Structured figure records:
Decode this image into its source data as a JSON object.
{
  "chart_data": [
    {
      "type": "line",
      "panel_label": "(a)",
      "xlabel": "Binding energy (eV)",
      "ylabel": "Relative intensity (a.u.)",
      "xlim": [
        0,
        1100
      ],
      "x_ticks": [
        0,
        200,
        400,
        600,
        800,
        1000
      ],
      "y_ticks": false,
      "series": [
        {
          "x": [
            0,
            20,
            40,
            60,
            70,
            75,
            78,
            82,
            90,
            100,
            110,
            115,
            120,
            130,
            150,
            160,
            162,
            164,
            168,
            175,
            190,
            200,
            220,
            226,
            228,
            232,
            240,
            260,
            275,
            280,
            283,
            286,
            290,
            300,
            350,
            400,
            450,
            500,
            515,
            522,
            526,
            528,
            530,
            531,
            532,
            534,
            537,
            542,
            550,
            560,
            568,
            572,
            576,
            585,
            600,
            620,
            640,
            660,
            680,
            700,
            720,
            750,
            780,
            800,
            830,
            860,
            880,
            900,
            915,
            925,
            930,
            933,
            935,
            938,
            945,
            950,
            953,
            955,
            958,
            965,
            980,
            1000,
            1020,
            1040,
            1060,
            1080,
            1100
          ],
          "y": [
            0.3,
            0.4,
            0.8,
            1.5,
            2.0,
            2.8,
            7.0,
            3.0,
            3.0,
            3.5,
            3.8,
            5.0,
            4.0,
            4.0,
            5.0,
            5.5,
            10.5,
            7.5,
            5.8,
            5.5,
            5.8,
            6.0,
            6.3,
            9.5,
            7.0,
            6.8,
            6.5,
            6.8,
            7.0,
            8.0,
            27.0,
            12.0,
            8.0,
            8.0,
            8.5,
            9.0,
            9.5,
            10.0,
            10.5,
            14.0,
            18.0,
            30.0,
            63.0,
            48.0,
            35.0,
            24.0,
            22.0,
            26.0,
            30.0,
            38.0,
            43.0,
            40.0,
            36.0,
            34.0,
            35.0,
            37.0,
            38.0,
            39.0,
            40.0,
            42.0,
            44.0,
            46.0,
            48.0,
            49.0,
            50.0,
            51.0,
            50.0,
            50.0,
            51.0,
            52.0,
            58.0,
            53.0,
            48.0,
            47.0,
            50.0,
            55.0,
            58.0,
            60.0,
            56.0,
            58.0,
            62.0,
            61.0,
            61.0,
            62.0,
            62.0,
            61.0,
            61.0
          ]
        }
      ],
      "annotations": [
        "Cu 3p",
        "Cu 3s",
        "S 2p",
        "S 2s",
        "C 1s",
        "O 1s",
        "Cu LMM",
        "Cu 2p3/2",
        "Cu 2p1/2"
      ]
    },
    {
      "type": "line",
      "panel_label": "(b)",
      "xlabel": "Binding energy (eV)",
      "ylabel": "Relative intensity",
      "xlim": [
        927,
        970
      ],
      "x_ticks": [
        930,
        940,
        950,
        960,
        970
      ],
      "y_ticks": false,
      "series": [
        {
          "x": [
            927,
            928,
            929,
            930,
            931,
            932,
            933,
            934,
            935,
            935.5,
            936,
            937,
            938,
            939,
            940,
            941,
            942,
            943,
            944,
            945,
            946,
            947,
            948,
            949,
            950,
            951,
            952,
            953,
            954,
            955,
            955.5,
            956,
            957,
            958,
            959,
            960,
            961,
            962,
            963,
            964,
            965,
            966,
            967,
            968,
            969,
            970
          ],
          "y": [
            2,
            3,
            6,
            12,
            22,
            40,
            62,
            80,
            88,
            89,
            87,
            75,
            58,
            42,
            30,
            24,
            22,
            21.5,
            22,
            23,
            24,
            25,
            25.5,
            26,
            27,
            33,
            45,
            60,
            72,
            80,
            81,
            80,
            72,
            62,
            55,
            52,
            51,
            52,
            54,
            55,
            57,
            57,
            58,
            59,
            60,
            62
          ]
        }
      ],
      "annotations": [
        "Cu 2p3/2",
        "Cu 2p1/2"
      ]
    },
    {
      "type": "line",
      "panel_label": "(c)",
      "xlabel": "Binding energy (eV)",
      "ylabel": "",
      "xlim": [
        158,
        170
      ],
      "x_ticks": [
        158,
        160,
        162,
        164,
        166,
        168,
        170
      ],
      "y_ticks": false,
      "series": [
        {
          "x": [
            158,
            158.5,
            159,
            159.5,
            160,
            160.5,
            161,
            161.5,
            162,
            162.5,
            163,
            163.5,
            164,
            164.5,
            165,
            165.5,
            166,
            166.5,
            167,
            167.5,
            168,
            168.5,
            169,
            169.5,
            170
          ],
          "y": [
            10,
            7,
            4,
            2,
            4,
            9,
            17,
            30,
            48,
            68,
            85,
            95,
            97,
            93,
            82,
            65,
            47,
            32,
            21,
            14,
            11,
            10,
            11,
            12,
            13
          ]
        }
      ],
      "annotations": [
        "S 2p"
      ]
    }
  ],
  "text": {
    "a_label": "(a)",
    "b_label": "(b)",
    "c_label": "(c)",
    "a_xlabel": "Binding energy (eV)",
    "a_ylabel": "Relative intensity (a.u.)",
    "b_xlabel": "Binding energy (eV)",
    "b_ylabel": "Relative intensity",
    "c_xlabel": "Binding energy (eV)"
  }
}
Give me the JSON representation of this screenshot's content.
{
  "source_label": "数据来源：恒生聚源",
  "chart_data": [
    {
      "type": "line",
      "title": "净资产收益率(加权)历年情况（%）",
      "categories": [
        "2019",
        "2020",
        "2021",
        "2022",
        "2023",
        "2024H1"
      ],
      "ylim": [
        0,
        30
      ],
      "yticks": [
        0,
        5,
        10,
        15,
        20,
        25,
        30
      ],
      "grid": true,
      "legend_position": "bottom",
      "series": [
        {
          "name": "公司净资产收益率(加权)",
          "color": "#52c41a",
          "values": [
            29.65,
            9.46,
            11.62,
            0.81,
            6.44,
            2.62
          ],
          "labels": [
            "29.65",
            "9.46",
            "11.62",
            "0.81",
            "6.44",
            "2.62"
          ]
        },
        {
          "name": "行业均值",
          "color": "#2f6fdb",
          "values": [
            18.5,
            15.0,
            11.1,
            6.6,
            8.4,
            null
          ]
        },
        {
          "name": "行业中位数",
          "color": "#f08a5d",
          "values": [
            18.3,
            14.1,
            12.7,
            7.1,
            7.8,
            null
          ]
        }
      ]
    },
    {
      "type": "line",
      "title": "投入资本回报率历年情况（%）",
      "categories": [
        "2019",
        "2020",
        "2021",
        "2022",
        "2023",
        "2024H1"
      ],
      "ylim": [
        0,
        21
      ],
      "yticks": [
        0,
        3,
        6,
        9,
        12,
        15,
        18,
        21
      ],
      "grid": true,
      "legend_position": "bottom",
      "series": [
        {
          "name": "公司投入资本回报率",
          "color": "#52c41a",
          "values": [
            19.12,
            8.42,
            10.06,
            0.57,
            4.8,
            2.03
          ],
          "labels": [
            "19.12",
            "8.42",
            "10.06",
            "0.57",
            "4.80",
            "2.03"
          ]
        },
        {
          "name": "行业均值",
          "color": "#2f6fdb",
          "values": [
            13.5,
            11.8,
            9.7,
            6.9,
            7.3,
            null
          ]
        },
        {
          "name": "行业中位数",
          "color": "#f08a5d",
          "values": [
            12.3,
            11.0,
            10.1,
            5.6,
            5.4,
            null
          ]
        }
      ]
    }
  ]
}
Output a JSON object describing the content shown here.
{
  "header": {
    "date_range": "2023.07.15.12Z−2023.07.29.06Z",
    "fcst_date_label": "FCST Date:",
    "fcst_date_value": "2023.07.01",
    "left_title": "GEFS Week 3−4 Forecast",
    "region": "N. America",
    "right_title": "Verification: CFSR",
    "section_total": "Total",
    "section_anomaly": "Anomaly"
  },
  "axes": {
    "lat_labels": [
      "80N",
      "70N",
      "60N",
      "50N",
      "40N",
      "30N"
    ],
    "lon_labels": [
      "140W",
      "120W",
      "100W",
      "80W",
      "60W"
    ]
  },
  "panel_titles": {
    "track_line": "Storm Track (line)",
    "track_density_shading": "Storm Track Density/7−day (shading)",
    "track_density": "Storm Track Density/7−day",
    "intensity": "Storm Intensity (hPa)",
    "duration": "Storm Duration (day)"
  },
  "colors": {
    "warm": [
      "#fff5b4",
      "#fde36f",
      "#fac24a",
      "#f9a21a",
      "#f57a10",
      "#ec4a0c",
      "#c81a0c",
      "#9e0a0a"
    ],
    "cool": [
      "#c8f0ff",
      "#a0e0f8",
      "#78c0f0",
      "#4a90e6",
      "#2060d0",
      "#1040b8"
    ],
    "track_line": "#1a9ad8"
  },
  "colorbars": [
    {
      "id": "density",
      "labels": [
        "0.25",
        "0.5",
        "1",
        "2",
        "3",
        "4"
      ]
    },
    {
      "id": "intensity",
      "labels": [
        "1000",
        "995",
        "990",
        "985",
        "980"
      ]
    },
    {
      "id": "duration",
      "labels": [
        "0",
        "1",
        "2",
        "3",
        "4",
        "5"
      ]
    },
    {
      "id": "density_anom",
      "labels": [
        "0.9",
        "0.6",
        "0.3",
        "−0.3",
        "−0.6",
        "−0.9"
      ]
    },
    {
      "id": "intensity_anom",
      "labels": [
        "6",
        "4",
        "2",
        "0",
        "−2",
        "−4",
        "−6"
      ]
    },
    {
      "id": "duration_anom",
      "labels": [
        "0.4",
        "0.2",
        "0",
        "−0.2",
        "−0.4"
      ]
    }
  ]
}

▶ [Task directions]: Wherever "Relative" shows up in a line, copy that line.

▶ [Solution for this exercise]:
      "ylabel": "Relative intensity (a.u.)",
      "ylabel": "Relative intensity",
    "a_ylabel": "Relative intensity (a.u.)",
    "b_ylabel": "Relative intensity",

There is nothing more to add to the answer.